Records for this exercise:
....

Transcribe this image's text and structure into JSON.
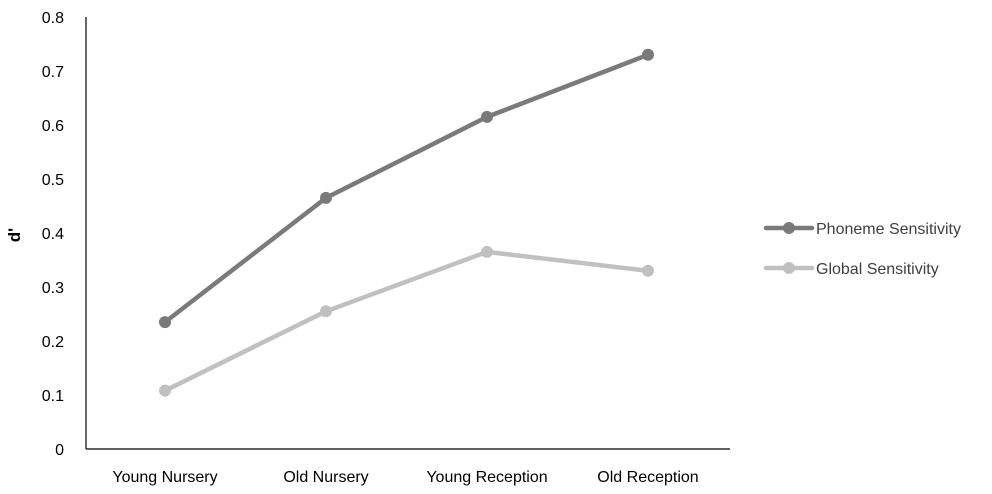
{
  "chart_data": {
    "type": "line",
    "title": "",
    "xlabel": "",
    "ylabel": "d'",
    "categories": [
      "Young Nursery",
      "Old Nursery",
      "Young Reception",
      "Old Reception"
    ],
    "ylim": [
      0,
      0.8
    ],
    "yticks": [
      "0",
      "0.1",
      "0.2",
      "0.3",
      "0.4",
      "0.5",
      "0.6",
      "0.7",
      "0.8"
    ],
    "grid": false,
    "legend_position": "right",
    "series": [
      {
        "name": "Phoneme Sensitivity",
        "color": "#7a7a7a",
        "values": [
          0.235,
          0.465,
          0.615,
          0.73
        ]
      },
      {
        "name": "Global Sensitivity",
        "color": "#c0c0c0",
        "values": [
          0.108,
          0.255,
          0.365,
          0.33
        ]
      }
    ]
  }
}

....

Set exercise: Every line of text is to be repeated exactly; pictures are left out.

Solved problem:
Transcribe this image's text and structure into JSON.
{
  "chart_data": {
    "type": "line",
    "title": "",
    "xlabel": "",
    "ylabel": "d'",
    "categories": [
      "Young Nursery",
      "Old Nursery",
      "Young Reception",
      "Old Reception"
    ],
    "ylim": [
      0,
      0.8
    ],
    "yticks": [
      "0",
      "0.1",
      "0.2",
      "0.3",
      "0.4",
      "0.5",
      "0.6",
      "0.7",
      "0.8"
    ],
    "grid": false,
    "legend_position": "right",
    "series": [
      {
        "name": "Phoneme Sensitivity",
        "color": "#7a7a7a",
        "values": [
          0.235,
          0.465,
          0.615,
          0.73
        ]
      },
      {
        "name": "Global Sensitivity",
        "color": "#c0c0c0",
        "values": [
          0.108,
          0.255,
          0.365,
          0.33
        ]
      }
    ]
  }
}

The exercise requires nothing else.